> Work to do
Filter the records below for the word "title". Copy each line that holds it.

> Data extract
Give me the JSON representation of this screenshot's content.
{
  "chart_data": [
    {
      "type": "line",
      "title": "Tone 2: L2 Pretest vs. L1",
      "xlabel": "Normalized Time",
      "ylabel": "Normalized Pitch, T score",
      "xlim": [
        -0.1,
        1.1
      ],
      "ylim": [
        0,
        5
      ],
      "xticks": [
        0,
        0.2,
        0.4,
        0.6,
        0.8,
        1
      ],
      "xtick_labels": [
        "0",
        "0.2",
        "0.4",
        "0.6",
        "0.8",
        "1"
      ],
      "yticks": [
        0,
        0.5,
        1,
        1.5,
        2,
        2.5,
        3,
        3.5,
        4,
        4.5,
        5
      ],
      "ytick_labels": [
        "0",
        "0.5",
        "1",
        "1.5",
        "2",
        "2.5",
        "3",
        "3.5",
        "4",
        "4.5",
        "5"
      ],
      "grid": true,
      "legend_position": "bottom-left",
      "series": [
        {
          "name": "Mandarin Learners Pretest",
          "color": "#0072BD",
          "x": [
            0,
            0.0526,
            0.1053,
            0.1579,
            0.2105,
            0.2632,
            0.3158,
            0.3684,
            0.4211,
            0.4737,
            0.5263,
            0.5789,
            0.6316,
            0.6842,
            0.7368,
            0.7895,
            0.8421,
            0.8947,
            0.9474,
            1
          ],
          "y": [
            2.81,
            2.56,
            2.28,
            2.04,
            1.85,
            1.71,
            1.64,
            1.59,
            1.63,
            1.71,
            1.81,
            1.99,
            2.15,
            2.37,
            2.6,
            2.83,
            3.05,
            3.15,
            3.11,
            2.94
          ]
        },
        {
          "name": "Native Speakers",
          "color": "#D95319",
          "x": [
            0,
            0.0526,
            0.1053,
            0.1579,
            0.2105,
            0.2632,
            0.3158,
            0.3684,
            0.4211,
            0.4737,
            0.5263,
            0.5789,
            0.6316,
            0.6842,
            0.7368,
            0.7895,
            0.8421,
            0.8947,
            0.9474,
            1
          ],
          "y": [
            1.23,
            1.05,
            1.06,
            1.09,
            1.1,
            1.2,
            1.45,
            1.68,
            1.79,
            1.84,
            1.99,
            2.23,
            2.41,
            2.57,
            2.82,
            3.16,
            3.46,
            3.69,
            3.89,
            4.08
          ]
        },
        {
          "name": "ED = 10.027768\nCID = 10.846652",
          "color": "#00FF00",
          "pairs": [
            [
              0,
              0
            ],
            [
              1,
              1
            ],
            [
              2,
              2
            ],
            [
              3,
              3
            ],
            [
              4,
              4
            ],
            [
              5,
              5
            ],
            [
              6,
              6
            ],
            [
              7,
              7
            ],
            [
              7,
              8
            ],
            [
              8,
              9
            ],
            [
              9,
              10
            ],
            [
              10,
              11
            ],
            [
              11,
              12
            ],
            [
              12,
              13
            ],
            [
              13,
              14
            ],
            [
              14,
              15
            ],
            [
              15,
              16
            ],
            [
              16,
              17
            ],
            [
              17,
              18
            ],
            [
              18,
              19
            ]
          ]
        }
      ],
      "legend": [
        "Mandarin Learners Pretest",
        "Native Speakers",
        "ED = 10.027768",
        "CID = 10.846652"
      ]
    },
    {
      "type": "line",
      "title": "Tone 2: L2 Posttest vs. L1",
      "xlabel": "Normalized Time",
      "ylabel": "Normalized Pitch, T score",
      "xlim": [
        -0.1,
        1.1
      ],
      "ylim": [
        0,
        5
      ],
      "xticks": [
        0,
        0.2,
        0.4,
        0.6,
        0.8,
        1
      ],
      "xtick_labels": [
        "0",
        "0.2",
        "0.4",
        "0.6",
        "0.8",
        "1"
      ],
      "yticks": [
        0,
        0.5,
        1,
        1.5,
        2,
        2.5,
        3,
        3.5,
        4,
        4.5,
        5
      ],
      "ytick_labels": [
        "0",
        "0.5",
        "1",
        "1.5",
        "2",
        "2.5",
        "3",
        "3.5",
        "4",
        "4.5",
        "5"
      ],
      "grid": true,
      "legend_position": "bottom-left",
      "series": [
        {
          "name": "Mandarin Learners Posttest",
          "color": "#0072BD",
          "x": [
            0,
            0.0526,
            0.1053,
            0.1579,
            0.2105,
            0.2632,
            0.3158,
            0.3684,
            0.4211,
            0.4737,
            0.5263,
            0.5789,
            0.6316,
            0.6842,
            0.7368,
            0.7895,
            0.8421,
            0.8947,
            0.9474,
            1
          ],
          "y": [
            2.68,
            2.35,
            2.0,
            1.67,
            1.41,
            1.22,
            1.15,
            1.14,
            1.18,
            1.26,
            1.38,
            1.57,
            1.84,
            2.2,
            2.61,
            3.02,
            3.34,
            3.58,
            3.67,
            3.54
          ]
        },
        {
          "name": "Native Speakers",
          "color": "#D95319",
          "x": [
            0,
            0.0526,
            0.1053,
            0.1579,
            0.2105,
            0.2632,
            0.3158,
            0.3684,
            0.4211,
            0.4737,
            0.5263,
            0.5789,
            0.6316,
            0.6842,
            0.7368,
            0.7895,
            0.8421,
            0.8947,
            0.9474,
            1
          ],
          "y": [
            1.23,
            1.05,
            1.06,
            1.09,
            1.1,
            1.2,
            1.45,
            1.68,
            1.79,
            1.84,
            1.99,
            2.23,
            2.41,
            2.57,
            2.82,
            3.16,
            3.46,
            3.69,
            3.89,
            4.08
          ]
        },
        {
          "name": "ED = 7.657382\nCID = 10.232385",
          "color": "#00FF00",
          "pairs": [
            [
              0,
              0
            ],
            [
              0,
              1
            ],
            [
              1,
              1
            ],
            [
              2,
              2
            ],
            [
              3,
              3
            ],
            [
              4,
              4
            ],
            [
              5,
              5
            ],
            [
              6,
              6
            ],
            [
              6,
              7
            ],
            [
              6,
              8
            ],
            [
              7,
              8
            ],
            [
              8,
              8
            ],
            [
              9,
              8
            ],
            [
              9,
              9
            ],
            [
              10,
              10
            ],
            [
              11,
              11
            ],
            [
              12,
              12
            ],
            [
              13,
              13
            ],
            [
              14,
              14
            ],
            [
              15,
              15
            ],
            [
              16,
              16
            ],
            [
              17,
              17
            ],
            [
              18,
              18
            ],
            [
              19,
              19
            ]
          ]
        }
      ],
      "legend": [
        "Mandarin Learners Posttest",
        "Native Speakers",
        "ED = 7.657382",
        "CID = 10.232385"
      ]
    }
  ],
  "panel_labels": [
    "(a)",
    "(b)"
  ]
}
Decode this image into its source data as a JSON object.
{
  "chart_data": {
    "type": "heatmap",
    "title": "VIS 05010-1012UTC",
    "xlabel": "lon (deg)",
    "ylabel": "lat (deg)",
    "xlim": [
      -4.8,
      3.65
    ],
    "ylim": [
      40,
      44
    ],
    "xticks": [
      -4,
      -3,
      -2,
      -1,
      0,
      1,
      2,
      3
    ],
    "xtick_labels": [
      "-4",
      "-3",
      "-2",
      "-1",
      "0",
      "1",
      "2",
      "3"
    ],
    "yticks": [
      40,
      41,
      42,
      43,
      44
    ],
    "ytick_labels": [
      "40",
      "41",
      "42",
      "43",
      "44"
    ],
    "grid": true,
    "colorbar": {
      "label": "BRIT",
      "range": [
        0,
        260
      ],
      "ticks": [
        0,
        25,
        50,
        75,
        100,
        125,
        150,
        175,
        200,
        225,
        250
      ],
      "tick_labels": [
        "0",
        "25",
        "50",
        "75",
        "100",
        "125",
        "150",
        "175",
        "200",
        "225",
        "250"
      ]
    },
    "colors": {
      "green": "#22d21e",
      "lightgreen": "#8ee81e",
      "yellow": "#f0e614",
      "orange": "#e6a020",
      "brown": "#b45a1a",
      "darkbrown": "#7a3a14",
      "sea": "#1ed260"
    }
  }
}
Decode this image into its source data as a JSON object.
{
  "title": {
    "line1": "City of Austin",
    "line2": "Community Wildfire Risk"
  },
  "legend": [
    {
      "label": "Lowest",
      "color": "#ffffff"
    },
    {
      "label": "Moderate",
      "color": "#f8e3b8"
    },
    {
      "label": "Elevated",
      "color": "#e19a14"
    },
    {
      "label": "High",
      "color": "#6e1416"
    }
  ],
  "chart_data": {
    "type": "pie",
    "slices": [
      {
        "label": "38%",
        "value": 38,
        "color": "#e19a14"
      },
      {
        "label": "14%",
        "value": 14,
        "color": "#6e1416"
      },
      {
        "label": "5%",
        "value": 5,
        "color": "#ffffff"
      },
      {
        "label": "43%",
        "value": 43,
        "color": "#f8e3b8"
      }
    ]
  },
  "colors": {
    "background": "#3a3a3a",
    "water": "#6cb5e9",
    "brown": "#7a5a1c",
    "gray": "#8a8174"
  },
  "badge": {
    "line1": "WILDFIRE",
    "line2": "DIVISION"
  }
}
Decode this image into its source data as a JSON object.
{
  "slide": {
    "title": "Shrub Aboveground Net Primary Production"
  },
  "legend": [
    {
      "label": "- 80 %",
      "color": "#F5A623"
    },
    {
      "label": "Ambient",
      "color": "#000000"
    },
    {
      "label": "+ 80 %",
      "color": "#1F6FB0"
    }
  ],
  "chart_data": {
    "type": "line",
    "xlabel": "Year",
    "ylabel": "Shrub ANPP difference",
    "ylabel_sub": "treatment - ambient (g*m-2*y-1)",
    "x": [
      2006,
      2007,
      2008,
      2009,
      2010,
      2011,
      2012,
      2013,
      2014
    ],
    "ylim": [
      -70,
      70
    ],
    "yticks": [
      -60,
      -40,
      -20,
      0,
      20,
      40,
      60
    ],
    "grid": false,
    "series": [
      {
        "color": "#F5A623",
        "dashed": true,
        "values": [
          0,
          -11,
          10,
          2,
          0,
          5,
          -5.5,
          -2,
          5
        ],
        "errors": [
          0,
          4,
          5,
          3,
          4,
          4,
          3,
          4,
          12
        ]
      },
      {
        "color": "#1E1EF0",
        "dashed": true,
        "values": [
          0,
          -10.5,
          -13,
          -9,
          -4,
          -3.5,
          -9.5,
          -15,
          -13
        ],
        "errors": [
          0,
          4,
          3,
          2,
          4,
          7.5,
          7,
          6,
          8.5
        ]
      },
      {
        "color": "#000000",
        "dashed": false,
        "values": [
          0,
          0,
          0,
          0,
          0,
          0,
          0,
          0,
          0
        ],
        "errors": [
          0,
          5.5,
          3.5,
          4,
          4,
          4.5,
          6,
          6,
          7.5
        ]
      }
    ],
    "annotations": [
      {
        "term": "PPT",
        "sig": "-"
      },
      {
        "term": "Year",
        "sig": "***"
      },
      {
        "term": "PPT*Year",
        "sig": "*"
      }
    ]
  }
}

> Final result
      "title": "Tone 2: L2 Pretest vs. L1",
      "title": "Tone 2: L2 Posttest vs. L1",
    "title": "VIS 05010-1012UTC",
  "title": {
    "title": "Shrub Aboveground Net Primary Production"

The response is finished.